── Data section

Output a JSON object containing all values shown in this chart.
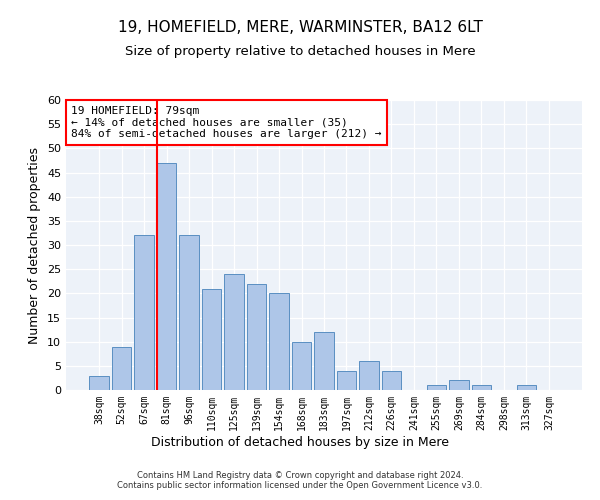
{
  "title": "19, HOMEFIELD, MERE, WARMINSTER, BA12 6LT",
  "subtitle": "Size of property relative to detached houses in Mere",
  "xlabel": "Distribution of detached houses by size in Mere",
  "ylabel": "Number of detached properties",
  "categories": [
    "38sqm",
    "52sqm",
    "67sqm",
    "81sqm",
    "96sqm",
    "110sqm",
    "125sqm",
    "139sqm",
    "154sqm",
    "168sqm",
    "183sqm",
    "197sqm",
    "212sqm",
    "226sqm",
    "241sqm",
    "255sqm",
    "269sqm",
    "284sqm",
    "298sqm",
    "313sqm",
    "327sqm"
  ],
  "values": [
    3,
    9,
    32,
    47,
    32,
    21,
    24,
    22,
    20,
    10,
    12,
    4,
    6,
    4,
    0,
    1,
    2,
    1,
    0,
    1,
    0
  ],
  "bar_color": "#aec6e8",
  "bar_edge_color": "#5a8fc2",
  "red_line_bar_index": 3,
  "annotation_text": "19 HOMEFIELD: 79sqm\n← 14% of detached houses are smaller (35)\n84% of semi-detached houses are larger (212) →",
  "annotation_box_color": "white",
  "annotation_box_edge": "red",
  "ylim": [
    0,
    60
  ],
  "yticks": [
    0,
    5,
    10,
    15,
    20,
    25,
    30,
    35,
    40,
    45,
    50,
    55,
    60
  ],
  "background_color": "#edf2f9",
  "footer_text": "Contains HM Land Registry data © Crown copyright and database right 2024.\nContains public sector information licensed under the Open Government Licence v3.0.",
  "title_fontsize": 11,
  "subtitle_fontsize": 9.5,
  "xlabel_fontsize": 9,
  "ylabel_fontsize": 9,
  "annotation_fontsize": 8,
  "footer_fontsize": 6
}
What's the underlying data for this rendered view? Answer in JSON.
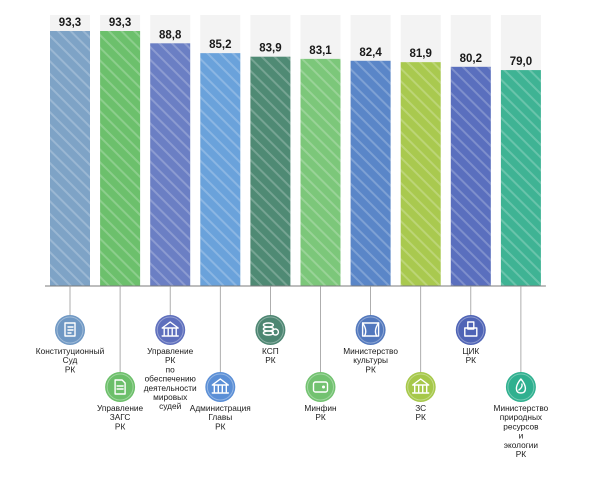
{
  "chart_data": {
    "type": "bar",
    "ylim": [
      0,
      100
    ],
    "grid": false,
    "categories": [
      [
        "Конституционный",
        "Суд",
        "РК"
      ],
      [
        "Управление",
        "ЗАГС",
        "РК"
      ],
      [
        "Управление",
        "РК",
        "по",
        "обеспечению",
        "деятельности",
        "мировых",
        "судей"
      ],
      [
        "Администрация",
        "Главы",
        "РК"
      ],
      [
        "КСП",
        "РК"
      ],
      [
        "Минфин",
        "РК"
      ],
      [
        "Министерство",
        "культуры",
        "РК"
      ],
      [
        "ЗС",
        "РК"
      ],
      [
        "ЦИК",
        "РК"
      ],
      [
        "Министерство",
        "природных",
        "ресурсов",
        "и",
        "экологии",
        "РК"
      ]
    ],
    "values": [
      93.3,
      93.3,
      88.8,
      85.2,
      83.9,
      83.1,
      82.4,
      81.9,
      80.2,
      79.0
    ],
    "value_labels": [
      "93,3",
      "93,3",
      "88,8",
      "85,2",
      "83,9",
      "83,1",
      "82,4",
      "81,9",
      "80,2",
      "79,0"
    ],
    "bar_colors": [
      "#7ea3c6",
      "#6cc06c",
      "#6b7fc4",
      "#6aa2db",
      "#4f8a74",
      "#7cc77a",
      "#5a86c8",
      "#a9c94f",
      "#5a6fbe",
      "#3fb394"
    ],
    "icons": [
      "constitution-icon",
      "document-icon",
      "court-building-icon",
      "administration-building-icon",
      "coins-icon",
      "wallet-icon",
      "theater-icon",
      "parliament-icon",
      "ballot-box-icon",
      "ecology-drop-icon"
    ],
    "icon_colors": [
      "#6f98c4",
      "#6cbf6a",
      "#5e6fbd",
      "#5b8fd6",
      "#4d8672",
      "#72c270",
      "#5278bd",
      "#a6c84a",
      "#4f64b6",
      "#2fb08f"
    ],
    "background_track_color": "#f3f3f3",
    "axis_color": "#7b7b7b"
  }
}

────

Aim of the task
Output an exact copy of the material, with the pictures removed.

Task solution
Output a JSON object containing all values shown in this chart.
{
  "title": "19, HOMEFIELD, MERE, WARMINSTER, BA12 6LT",
  "subtitle": "Size of property relative to detached houses in Mere",
  "xlabel": "Distribution of detached houses by size in Mere",
  "ylabel": "Number of detached properties",
  "categories": [
    "38sqm",
    "52sqm",
    "67sqm",
    "81sqm",
    "96sqm",
    "110sqm",
    "125sqm",
    "139sqm",
    "154sqm",
    "168sqm",
    "183sqm",
    "197sqm",
    "212sqm",
    "226sqm",
    "241sqm",
    "255sqm",
    "269sqm",
    "284sqm",
    "298sqm",
    "313sqm",
    "327sqm"
  ],
  "values": [
    3,
    9,
    32,
    47,
    32,
    21,
    24,
    22,
    20,
    10,
    12,
    4,
    6,
    4,
    0,
    1,
    2,
    1,
    0,
    1,
    0
  ],
  "bar_color": "#aec6e8",
  "bar_edge_color": "#5a8fc2",
  "red_line_bar_index": 3,
  "annotation_text": "19 HOMEFIELD: 79sqm\n← 14% of detached houses are smaller (35)\n84% of semi-detached houses are larger (212) →",
  "annotation_box_color": "white",
  "annotation_box_edge": "red",
  "ylim": [
    0,
    60
  ],
  "yticks": [
    0,
    5,
    10,
    15,
    20,
    25,
    30,
    35,
    40,
    45,
    50,
    55,
    60
  ],
  "background_color": "#edf2f9",
  "footer_text": "Contains HM Land Registry data © Crown copyright and database right 2024.\nContains public sector information licensed under the Open Government Licence v3.0.",
  "title_fontsize": 11,
  "subtitle_fontsize": 9.5,
  "xlabel_fontsize": 9,
  "ylabel_fontsize": 9,
  "annotation_fontsize": 8,
  "footer_fontsize": 6
}
What's the underlying data for this rendered view? Answer in JSON.
{
  "chart_data": {
    "type": "bar",
    "ylim": [
      0,
      100
    ],
    "grid": false,
    "categories": [
      [
        "Конституционный",
        "Суд",
        "РК"
      ],
      [
        "Управление",
        "ЗАГС",
        "РК"
      ],
      [
        "Управление",
        "РК",
        "по",
        "обеспечению",
        "деятельности",
        "мировых",
        "судей"
      ],
      [
        "Администрация",
        "Главы",
        "РК"
      ],
      [
        "КСП",
        "РК"
      ],
      [
        "Минфин",
        "РК"
      ],
      [
        "Министерство",
        "культуры",
        "РК"
      ],
      [
        "ЗС",
        "РК"
      ],
      [
        "ЦИК",
        "РК"
      ],
      [
        "Министерство",
        "природных",
        "ресурсов",
        "и",
        "экологии",
        "РК"
      ]
    ],
    "values": [
      93.3,
      93.3,
      88.8,
      85.2,
      83.9,
      83.1,
      82.4,
      81.9,
      80.2,
      79.0
    ],
    "value_labels": [
      "93,3",
      "93,3",
      "88,8",
      "85,2",
      "83,9",
      "83,1",
      "82,4",
      "81,9",
      "80,2",
      "79,0"
    ],
    "bar_colors": [
      "#7ea3c6",
      "#6cc06c",
      "#6b7fc4",
      "#6aa2db",
      "#4f8a74",
      "#7cc77a",
      "#5a86c8",
      "#a9c94f",
      "#5a6fbe",
      "#3fb394"
    ],
    "icons": [
      "constitution-icon",
      "document-icon",
      "court-building-icon",
      "administration-building-icon",
      "coins-icon",
      "wallet-icon",
      "theater-icon",
      "parliament-icon",
      "ballot-box-icon",
      "ecology-drop-icon"
    ],
    "icon_colors": [
      "#6f98c4",
      "#6cbf6a",
      "#5e6fbd",
      "#5b8fd6",
      "#4d8672",
      "#72c270",
      "#5278bd",
      "#a6c84a",
      "#4f64b6",
      "#2fb08f"
    ],
    "background_track_color": "#f3f3f3",
    "axis_color": "#7b7b7b"
  }
}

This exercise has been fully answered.